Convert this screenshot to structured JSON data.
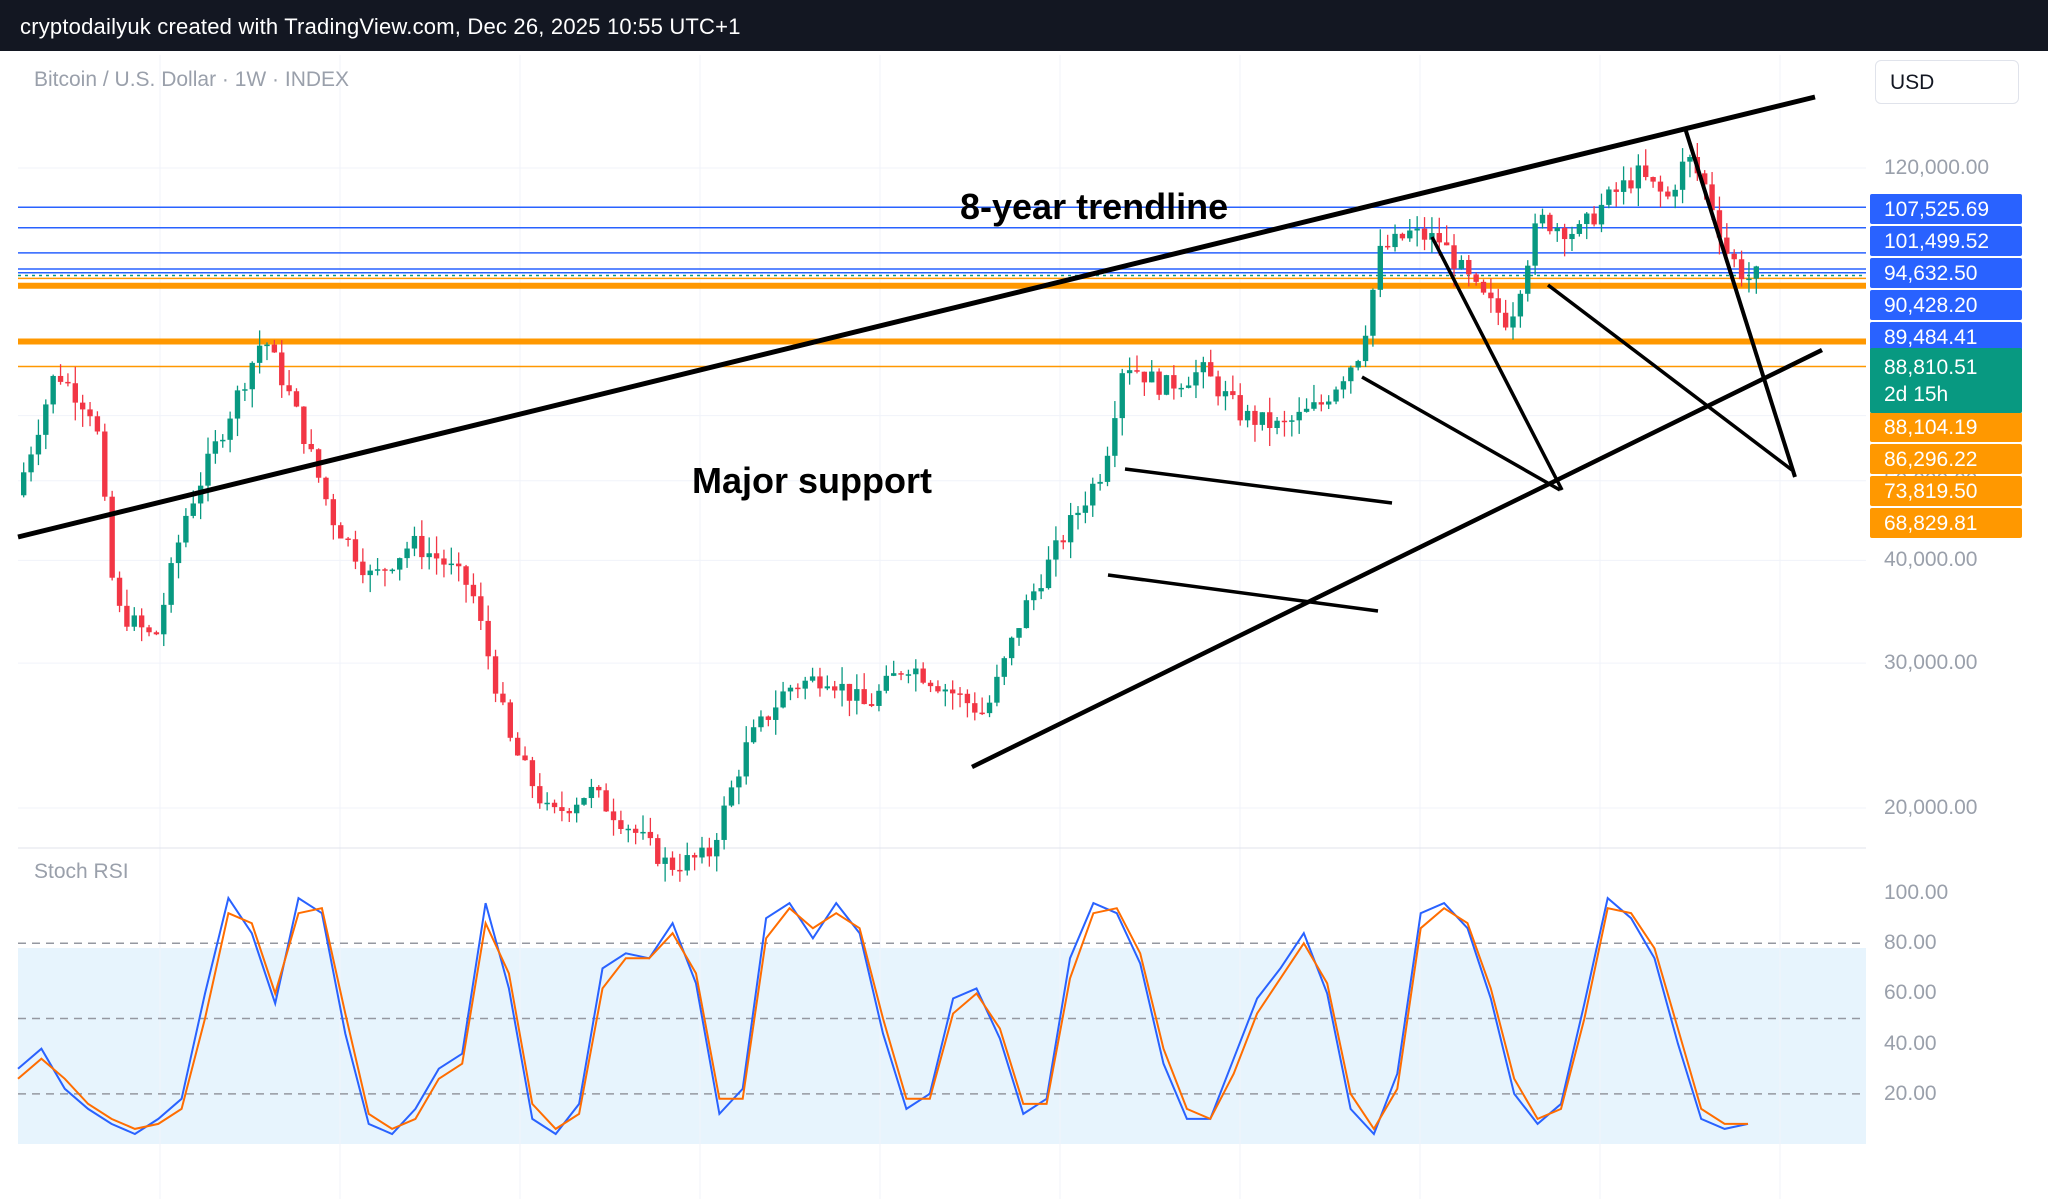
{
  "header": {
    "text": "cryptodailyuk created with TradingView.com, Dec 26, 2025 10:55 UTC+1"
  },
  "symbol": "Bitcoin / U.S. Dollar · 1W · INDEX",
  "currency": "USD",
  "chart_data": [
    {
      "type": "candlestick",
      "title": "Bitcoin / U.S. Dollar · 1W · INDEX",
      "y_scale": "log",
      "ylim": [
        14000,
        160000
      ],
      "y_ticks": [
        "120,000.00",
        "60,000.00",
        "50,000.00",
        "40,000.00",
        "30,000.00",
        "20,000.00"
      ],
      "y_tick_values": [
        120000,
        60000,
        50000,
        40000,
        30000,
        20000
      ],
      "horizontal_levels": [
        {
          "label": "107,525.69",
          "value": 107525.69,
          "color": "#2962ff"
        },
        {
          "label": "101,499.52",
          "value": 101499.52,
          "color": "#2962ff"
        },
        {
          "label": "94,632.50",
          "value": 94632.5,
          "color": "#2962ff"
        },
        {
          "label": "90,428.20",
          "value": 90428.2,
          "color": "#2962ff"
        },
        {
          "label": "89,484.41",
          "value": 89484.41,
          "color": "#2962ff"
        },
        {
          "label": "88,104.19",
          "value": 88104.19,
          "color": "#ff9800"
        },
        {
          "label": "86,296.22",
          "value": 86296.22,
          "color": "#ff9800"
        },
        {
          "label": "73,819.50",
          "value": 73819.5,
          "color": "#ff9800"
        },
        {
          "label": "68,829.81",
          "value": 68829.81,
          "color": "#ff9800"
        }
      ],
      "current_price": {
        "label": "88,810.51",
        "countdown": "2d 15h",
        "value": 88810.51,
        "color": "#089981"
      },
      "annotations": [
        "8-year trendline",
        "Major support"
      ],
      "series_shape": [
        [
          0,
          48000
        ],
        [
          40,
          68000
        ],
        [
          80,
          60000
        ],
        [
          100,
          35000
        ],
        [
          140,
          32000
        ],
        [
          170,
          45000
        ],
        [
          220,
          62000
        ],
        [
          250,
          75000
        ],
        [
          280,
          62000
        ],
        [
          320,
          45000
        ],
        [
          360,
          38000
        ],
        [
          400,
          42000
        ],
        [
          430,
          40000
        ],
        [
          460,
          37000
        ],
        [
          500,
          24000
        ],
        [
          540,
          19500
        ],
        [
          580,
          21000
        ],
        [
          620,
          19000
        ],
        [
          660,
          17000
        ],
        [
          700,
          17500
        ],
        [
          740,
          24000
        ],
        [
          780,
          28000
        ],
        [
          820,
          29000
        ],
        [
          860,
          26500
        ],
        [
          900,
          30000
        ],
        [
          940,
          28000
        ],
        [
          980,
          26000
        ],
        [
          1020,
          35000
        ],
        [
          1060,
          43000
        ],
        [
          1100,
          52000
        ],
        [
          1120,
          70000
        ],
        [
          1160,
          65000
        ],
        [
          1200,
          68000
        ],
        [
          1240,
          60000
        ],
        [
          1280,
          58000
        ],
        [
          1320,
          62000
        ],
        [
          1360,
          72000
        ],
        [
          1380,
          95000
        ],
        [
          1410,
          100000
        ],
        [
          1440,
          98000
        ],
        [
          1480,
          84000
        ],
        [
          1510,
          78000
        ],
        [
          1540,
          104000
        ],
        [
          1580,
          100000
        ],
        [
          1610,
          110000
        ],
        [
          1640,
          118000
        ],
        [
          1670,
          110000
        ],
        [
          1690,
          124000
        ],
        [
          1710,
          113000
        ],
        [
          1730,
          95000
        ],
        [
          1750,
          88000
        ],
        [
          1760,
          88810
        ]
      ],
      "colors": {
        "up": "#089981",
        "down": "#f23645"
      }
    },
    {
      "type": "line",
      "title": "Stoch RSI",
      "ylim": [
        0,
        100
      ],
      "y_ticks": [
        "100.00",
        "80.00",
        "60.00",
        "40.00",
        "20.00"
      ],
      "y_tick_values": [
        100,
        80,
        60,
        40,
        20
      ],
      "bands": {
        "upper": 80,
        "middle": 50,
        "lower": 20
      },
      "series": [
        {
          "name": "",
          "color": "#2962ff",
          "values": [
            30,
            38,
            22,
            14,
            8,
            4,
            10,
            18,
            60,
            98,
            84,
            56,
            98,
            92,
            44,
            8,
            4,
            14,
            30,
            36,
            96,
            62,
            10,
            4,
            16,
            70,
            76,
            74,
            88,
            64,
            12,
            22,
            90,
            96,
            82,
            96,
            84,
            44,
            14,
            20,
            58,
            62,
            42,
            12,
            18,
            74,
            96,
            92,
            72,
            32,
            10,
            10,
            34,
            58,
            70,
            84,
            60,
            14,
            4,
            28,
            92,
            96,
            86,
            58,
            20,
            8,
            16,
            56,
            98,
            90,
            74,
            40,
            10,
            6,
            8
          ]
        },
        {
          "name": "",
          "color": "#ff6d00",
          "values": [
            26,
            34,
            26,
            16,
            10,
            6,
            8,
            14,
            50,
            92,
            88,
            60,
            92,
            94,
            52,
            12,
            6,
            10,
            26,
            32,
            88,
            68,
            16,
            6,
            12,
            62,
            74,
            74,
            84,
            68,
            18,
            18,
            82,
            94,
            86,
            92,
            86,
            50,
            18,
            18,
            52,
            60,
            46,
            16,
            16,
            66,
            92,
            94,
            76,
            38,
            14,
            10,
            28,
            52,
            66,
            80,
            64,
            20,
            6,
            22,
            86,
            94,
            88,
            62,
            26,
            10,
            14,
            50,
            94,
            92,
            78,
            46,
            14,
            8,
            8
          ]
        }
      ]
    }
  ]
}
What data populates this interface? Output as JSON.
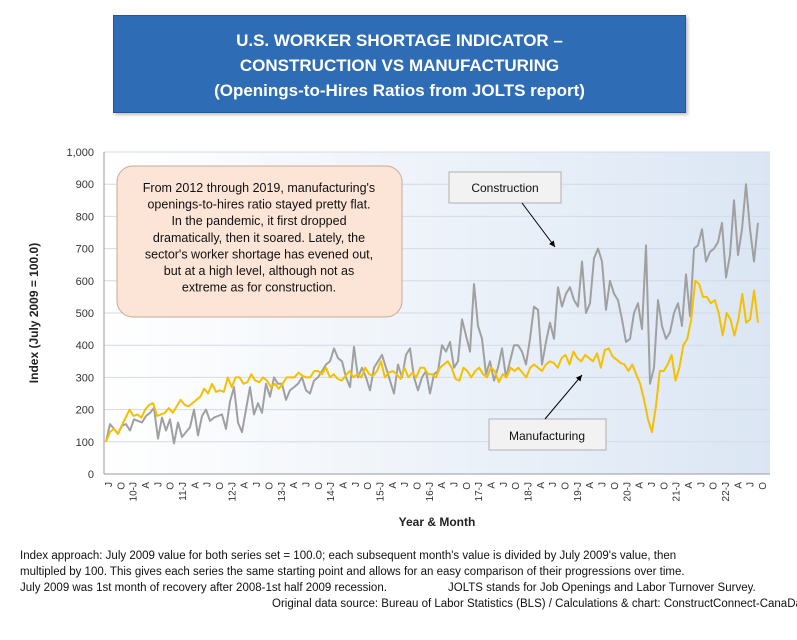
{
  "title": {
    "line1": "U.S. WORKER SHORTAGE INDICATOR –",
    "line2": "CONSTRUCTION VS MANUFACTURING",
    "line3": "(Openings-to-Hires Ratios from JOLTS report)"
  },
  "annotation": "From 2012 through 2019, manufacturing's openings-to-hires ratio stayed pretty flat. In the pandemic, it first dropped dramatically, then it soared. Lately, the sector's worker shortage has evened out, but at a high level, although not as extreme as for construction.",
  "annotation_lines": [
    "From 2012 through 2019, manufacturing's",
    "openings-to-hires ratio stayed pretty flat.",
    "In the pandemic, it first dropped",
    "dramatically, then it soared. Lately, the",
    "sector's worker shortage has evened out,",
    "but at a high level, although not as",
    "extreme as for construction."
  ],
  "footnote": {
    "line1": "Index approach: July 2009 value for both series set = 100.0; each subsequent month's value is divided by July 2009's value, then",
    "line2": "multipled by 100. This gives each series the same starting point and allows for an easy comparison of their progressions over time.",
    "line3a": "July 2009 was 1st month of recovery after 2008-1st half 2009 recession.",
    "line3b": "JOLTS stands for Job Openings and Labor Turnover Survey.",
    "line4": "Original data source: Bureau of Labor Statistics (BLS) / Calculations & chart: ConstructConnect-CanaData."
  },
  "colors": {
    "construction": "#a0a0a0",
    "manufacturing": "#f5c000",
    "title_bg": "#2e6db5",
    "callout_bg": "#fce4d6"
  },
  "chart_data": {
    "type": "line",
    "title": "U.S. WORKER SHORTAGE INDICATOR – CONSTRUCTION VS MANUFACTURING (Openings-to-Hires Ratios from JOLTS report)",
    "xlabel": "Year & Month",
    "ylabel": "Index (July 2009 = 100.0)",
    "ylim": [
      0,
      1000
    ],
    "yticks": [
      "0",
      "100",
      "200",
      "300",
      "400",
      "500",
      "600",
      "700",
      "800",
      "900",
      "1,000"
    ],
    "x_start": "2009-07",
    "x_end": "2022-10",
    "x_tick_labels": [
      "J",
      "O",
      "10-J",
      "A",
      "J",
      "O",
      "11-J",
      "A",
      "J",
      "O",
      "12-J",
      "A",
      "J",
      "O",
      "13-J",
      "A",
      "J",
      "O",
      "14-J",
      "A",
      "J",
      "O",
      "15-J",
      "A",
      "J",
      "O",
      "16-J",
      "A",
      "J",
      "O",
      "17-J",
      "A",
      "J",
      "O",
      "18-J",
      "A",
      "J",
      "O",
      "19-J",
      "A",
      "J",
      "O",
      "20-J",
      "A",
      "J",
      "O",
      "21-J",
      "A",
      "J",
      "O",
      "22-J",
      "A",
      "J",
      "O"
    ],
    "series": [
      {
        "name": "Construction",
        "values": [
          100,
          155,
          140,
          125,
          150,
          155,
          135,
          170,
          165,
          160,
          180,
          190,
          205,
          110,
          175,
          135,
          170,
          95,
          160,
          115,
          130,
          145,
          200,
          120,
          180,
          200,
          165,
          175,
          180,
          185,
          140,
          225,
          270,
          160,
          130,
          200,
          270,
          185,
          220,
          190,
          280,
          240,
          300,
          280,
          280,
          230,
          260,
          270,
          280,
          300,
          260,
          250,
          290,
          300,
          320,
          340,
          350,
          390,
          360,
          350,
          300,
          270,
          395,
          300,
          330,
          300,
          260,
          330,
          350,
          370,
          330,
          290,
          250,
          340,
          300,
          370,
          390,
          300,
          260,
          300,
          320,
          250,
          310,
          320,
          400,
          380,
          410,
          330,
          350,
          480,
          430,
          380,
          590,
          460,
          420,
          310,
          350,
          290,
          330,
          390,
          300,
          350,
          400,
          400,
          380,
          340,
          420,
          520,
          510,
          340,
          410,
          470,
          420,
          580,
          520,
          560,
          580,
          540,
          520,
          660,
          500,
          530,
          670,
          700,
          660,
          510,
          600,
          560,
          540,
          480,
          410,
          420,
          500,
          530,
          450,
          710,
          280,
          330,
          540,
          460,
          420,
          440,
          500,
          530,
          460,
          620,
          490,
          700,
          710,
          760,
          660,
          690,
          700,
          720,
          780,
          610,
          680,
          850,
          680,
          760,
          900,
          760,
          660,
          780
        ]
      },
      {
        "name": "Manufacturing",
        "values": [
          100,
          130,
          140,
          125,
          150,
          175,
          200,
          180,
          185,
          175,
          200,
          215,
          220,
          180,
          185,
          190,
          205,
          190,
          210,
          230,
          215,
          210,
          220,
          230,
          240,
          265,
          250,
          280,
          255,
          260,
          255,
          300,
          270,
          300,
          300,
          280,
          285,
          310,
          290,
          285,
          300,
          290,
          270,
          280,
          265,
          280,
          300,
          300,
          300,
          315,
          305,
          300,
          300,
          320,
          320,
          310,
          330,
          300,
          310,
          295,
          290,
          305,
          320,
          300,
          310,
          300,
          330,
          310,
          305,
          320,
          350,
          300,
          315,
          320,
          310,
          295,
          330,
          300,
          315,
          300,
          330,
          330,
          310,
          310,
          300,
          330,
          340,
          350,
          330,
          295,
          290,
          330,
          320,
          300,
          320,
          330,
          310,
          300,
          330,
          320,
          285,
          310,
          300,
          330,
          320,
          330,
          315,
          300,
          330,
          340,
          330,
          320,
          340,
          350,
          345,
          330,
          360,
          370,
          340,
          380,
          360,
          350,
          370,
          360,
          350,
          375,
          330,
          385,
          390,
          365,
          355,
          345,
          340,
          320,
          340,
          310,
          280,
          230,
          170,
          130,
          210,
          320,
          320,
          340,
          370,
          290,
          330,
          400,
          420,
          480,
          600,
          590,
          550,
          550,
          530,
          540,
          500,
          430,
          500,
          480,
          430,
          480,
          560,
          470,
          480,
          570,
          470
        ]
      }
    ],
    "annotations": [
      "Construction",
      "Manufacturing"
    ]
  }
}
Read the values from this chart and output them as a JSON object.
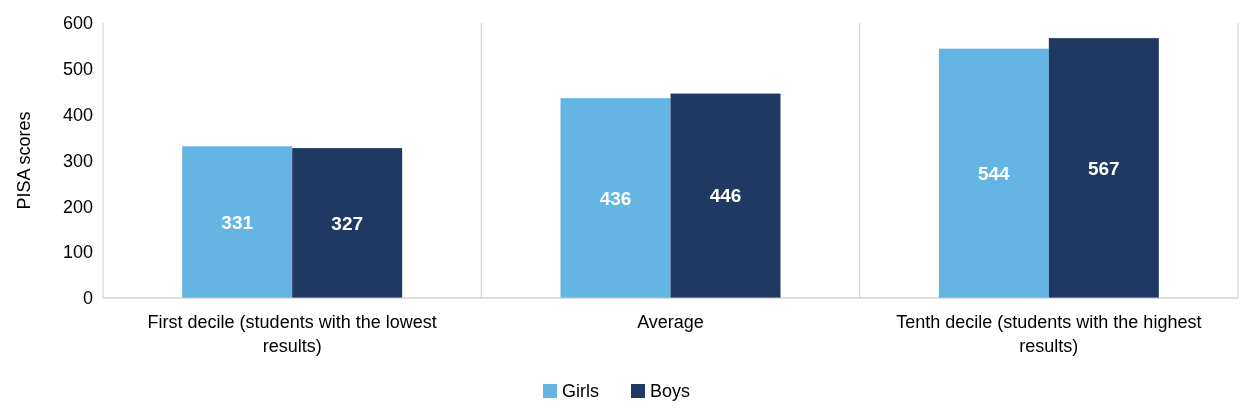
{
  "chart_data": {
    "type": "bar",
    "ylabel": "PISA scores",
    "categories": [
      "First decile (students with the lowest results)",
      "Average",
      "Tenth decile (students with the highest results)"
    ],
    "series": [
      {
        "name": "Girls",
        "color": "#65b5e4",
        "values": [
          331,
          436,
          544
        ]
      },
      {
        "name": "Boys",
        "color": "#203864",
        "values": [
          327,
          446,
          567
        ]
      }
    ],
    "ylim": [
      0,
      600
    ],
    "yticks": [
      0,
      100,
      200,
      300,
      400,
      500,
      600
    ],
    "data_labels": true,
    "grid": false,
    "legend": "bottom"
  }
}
•••
Pull out every line of the entries that includes the word "each".

    "line1": "Index approach: July 2009 value for both series set = 100.0; each subsequent month's value is divided by July 2009's value, then",
    "line2": "multipled by 100. This gives each series the same starting point and allows for an easy comparison of their progressions over time.",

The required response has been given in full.